== TRECHO CITADO ==
SÃO PAULO, SP (FOLHAPRESS) – Faltando menos de um mês para a abertura da 13ª Bienal do Mercosul, um grupo de artistas que participaria da tradicional mostra de arte contemporânea em Porto Alegre protagoniza uma debandada da lista de convidados.

Entre pedidos de desligamento e exclusão de nomes, a organização da mostra sofre para se adequar ao orçamento e entregar todos os dez espaços expositivos até 15 de setembro, sobretudo diante da impossibilidade de ocupar a Usina do Gasômetro. Do lado dos artistas, há um sentimento de insatisfação com a curadoria de Marcello Dantas.

Até o momento, foram captados para o evento cerca de R$ 9,69 milhões, o equivalente a 80% do total arrecadado via Pró-Cultura, lei de incentivo do governo do estado do Rio Grande do Sul, Lei Rouanet e doações diretas. Em 24 de maio, a Bienal anunciou o tema da edição -“Trauma, Sonho e Fuga”-, apresentando também uma lista com 93 participantes, de 20 países. Outros seis artistas foram incluídos na mostra, mas a lista sofreu baixas e motivou algumas polêmicas.
===
* TAREFA PROPOSTA A
Pode reescrever a reportagem sobre a Bienal do Mercosul começando em "SÃO PAULO, SP" e terminando em "lista de convidados.", trocando "Porto Alegre" por "Curitiba"?
* TAREFA PROPOSTA B
Pode prosseguir com a reportagem sobre a Bienal do Mercosul a partir do ponto em que ela para?
A listagem não tem nenhuma relação com a reportagem.
== LISTAGEM FORNECIDA ==
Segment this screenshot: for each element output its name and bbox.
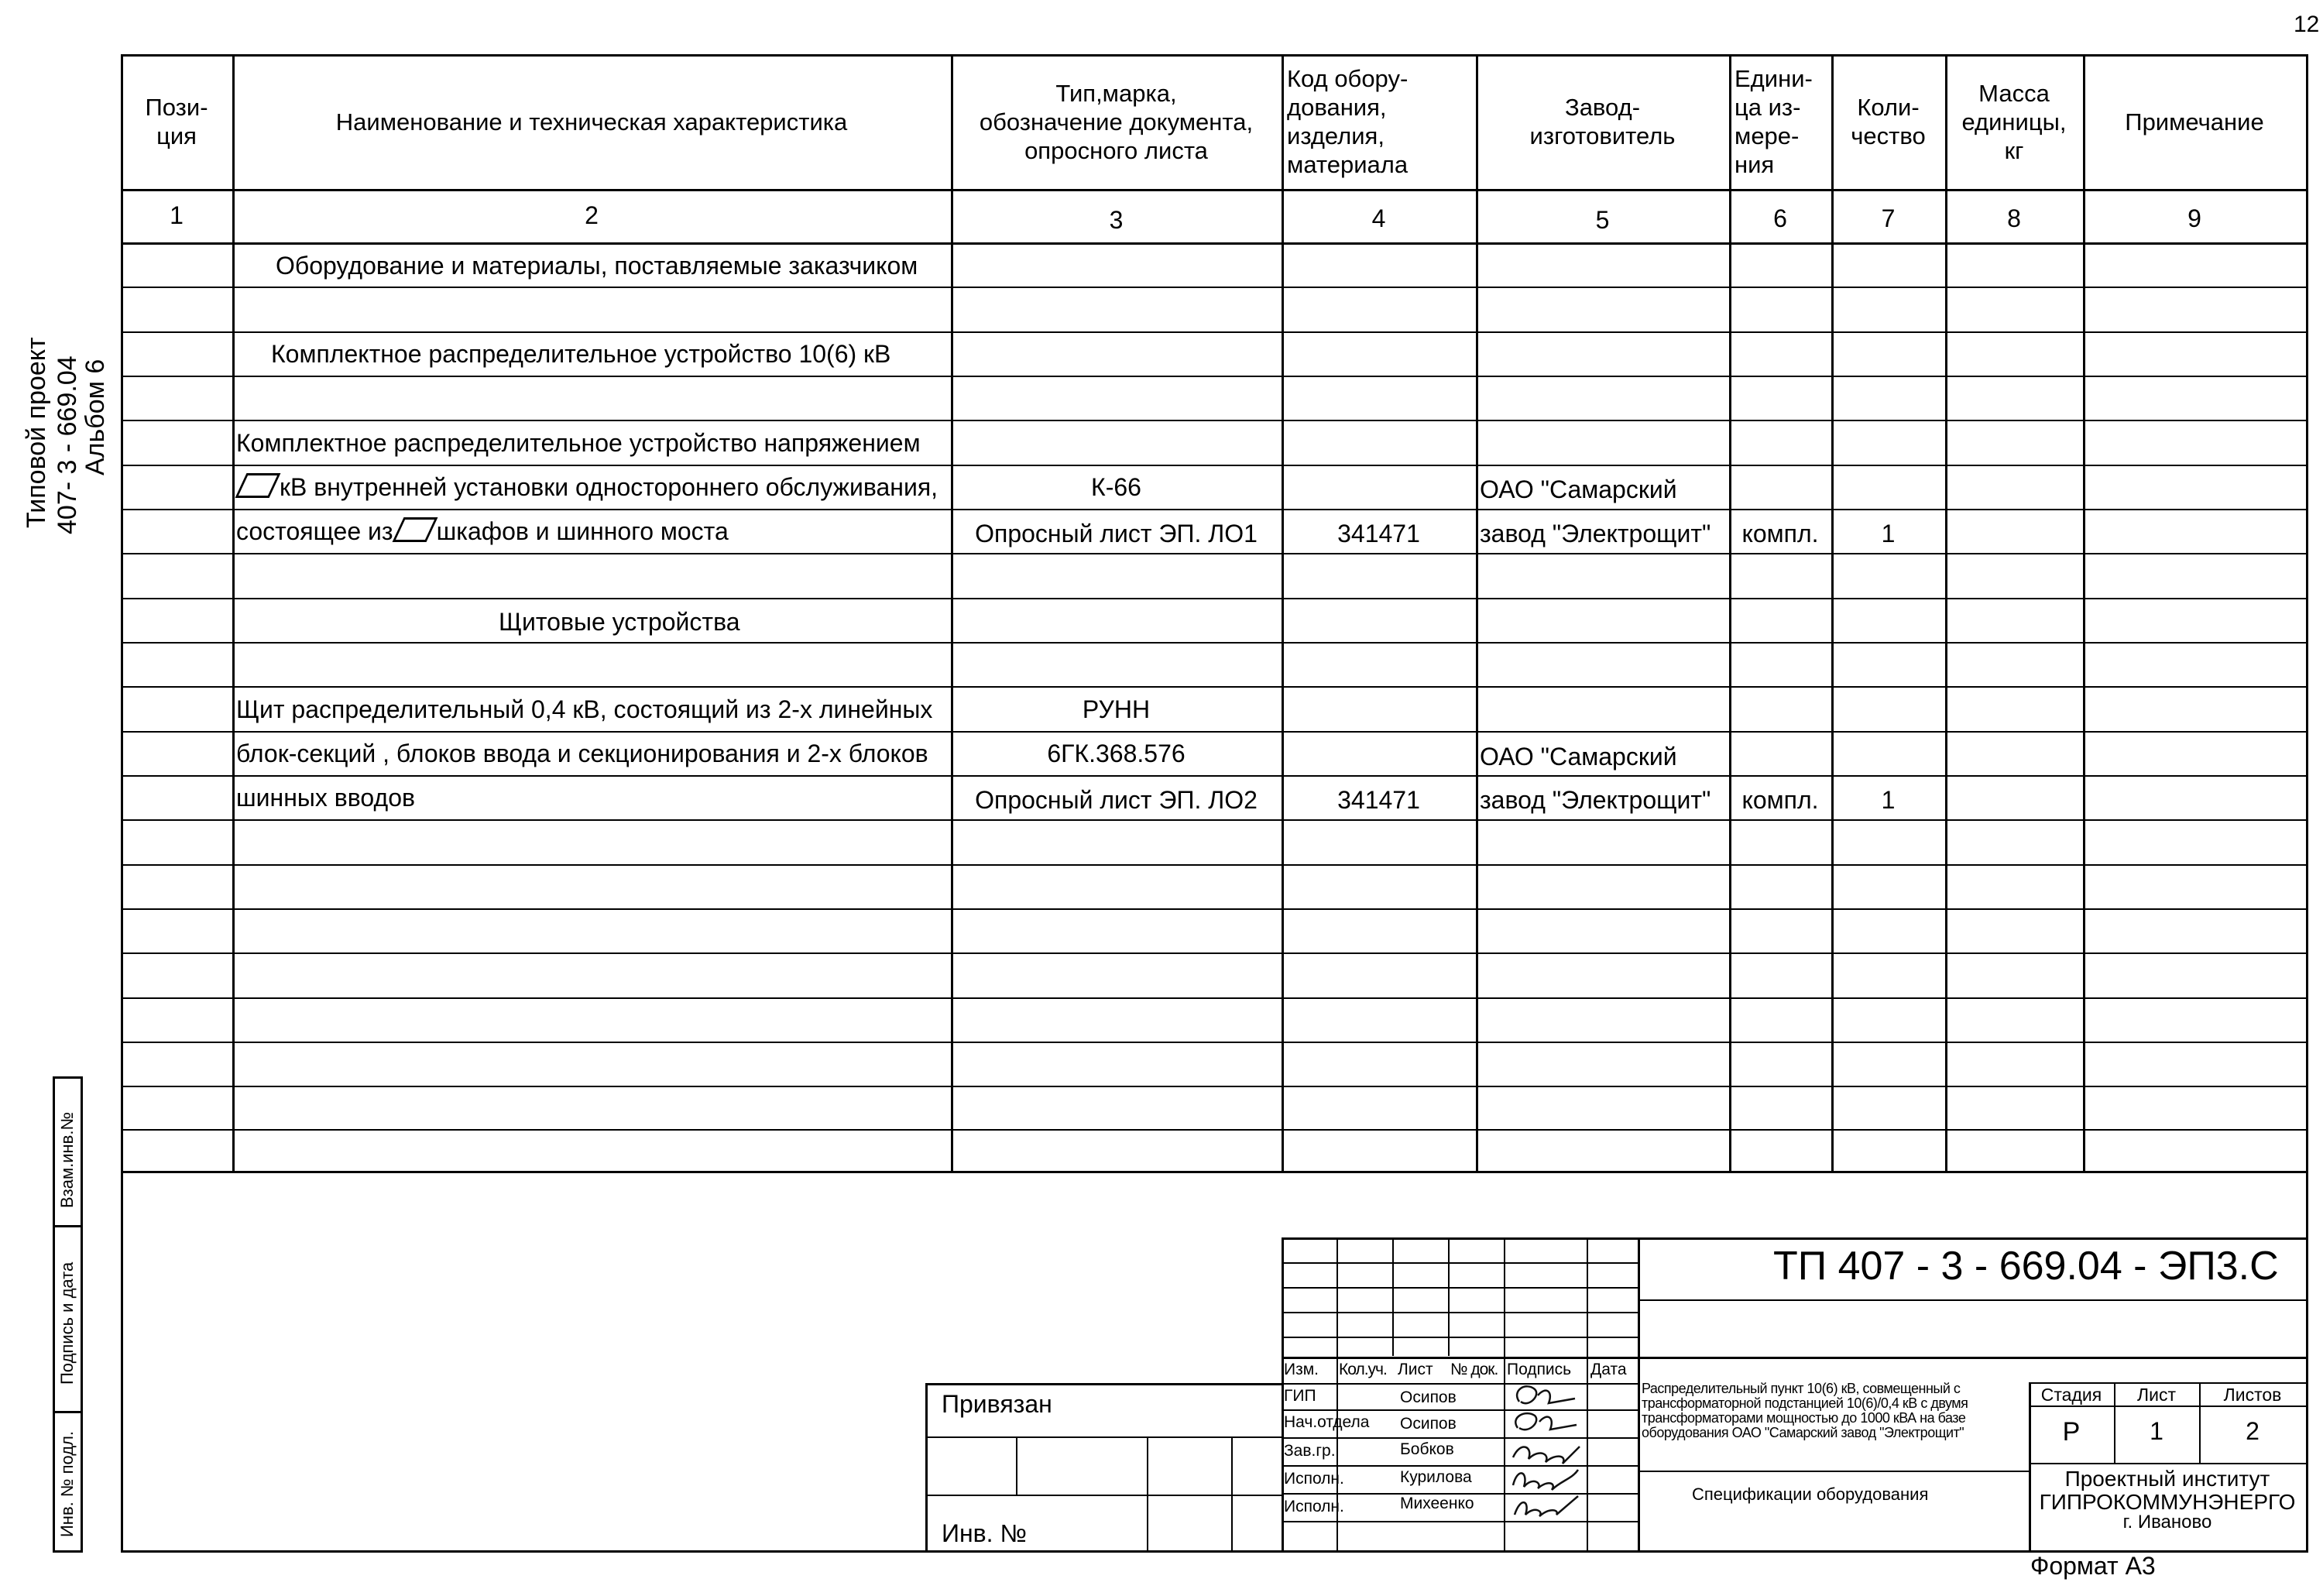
header-note: Примечание <box>2125 108 2264 136</box>
header-maker: Завод- изготовитель <box>1529 94 1676 149</box>
col-number-1: 1 <box>170 201 184 229</box>
frame-right <box>2306 54 2308 1550</box>
side-caption-line3: Альбом 6 <box>81 359 110 475</box>
label-ndok: № док. <box>1450 1361 1498 1378</box>
stamp-podpis-label: Подпись и дата <box>57 1261 77 1385</box>
col-number-8: 8 <box>2007 204 2021 232</box>
row-runn-type: РУНН <box>1082 695 1151 723</box>
row-kru-name-3: состоящее из шкафов и шинного моста <box>236 517 729 545</box>
privyazan-label: Привязан <box>942 1390 1052 1418</box>
project-description: Распределительный пункт 10(6) кВ, совмещенный с трансформаторной подстанцией 10(6)/0,4 кВ с двумя трансформаторами мощностью до 1000 кВА на базе оборудования ОАО "Самарский завод "Электрощит" <box>1642 1381 1968 1440</box>
row-kru-maker-2: завод "Электрощит" <box>1480 520 1711 547</box>
row-kru-questionnaire: Опросный лист ЭП. ЛО1 <box>975 520 1258 547</box>
section-heading-kru: Комплектное распределительное устройство 10(6) кВ <box>271 340 891 368</box>
stage-value: Р <box>2062 1417 2081 1447</box>
stage-label: Стадия <box>2040 1385 2102 1405</box>
frame-bottom <box>121 1550 2308 1553</box>
inv-no-label: Инв. № <box>942 1519 1027 1547</box>
header-name: Наименование и техническая характеристика <box>335 108 848 136</box>
name-nach-otdela: Осипов <box>1400 1415 1457 1433</box>
row-kru-qty: 1 <box>1881 520 1896 547</box>
row-runn-unit: компл. <box>1741 786 1819 814</box>
row-runn-code: 341471 <box>1337 786 1420 814</box>
label-data: Дата <box>1590 1361 1627 1378</box>
sheets-label: Листов <box>2223 1385 2282 1405</box>
col-number-9: 9 <box>2187 204 2201 232</box>
row-runn-qty: 1 <box>1881 786 1896 814</box>
row-runn-name-2: блок-секций , блоков ввода и секционирования и 2-х блоков <box>236 740 928 767</box>
row-kru-code: 341471 <box>1337 520 1420 547</box>
header-position: Пози- ция <box>145 94 208 149</box>
format-label: Формат А3 <box>2030 1552 2156 1580</box>
institute-line3: г. Иваново <box>2122 1512 2212 1533</box>
role-gip: ГИП <box>1284 1387 1316 1405</box>
col-number-3: 3 <box>1109 206 1124 234</box>
document-designation: ТП 407 - 3 - 669.04 - ЭП3.С <box>1773 1244 2279 1289</box>
row-runn-maker-2: завод "Электрощит" <box>1480 786 1711 814</box>
sheets-value: 2 <box>2246 1417 2260 1445</box>
row-kru-name-1: Комплектное распределительное устройство напряжением <box>236 429 921 457</box>
doc-name: Спецификации оборудования <box>1692 1484 1929 1504</box>
name-ispoln-2: Михеенко <box>1400 1495 1474 1512</box>
stamp-vzam-label: Взам.инв.№ <box>57 1111 77 1208</box>
page-number: 12 <box>2294 12 2320 37</box>
row-runn-doc: 6ГК.368.576 <box>1047 740 1186 767</box>
header-unit: Едини- ца из- мере- ния <box>1735 65 1813 178</box>
frame-left <box>121 54 123 1550</box>
signatures-graphic <box>1505 1363 1586 1522</box>
blank-voltage-field <box>235 473 281 498</box>
header-qty: Коли- чество <box>1851 94 1926 149</box>
label-podpis: Подпись <box>1507 1361 1572 1378</box>
col-number-2: 2 <box>585 201 599 229</box>
side-caption-line1: Типовой проект <box>22 337 51 528</box>
col-number-6: 6 <box>1773 204 1787 232</box>
side-caption-line2: 407- 3 - 669.04 <box>53 355 82 534</box>
header-type: Тип,марка, обозначение документа, опросного листа <box>979 79 1254 164</box>
row-runn-maker-1: ОАО "Самарский <box>1480 743 1677 771</box>
row-kru-maker-1: ОАО "Самарский <box>1480 475 1677 503</box>
col-number-5: 5 <box>1595 206 1610 234</box>
role-nach-otdela: Нач.отдела <box>1284 1413 1370 1431</box>
row-kru-name-2: кВ внутренней установки одностороннего обслуживания, <box>236 472 938 503</box>
name-zav-gr: Бобков <box>1400 1440 1454 1458</box>
header-code: Код обору- дования, изделия, материала <box>1287 65 1409 178</box>
col-number-4: 4 <box>1371 204 1386 232</box>
header-mass: Масса единицы, кг <box>1961 79 2067 164</box>
stamp-inv-label: Инв. № подл. <box>57 1430 77 1537</box>
label-izm: Изм. <box>1284 1361 1319 1378</box>
blank-cabinets-field <box>392 517 437 542</box>
name-gip: Осипов <box>1400 1388 1457 1406</box>
role-ispoln-1: Исполн. <box>1284 1470 1344 1488</box>
row-runn-name-3: шинных вводов <box>236 784 415 812</box>
label-koluch: Кол.уч. <box>1339 1361 1387 1378</box>
institute-line1: Проектный институт <box>2064 1467 2270 1491</box>
row-runn-name-1: Щит распределительный 0,4 кВ, состоящий из 2-х линейных <box>236 695 933 723</box>
role-zav-gr: Зав.гр. <box>1284 1442 1336 1460</box>
sheet-value: 1 <box>2150 1417 2163 1445</box>
section-heading-customer: Оборудование и материалы, поставляемые заказчиком <box>276 252 918 280</box>
row-kru-type: К-66 <box>1091 473 1141 501</box>
section-heading-switchboards: Щитовые устройства <box>499 608 740 636</box>
row-kru-unit: компл. <box>1741 520 1819 547</box>
name-ispoln-1: Курилова <box>1400 1468 1472 1486</box>
label-list: Лист <box>1398 1361 1433 1378</box>
row-runn-questionnaire: Опросный лист ЭП. ЛО2 <box>975 786 1258 814</box>
sheet-label: Лист <box>2137 1385 2176 1405</box>
col-number-7: 7 <box>1881 204 1896 232</box>
institute-line2: ГИПРОКОММУНЭНЕРГО <box>2039 1490 2296 1514</box>
role-ispoln-2: Исполн. <box>1284 1498 1344 1515</box>
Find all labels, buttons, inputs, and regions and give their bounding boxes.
===
* RESPOSTA DO EXERCÍCIO A
SÃO PAULO, SP (FOLHAPRESS) – Faltando menos de um mês para a abertura da 13ª Bienal do Mercosul, um grupo de artistas que participaria da tradicional mostra de arte contemporânea em Curitiba protagoniza uma debandada da lista de convidados.

* RESPOSTA DO EXERCÍCIO B
Em 15 de junho, a dupla Silêncio Coletivo, formado por Jaime Lauriano e Igor Vidor, decidiu se retirar da exposição. Num email enviado à curadoria, os artistas relataram ser impossível montar a instalação “Do Pó ao Pó” com R$ 20 mil. Eles argumentaram que, numa conversa com Dantas, haviam acertado verba bem maior, entre R$ 70 mil e R$ 90 mil. A obra empilha sacas de café, açúcar e cartuchos de munição, numa alegoria ao comércio colonialista.

Dantas nega que tenha acertado um valor que fosse quase quatro vezes maior para a participação dos artistas. Ele diz ter visitado o ateliê da dupla no Porto, onde recebeu o pedido de que a obra fosse incluída na Bienal do Mercosul. “Não havia razão para um custo de quase R$ 90 mil, não gastaria dinheiro público dessa forma”, rebate. Ele afirma ainda que Lauriano e Vidor se atrasaram no cronograma e não apresentaram nenhum projeto à curadoria até maio, quando seus nomes foram anunciados.

“Eu já estava incomodado com o fato de o Jaime ser irmão da Carollina Lauriano, então decidi que não deveria cruzar mais essa linha”, diz, falando sobre a curadora-adjunta da mostra.

Dantas confirma que a organização da mostra tem dificuldades para se ater ao orçamento previsto porque, durante o trabalho de curadoria, o custo para frete de obras de arte quadruplicou, e o preço das passagens aéreas também aumentou muito. Segundo ele, é normal que haja problemas com orçamento e saída de artistas num evento tão grande.

Entre os funcionários da Bienal do Mercosul, porém, o clima é de perplexidade com a desorganização da mostra. Eles observam algumas mudanças no perfil da fundação, que hoje tem equipes mais enxutas e menos recursos para a montagem, e relatam uma queda de braço entre Dantas e o departamento financeiro.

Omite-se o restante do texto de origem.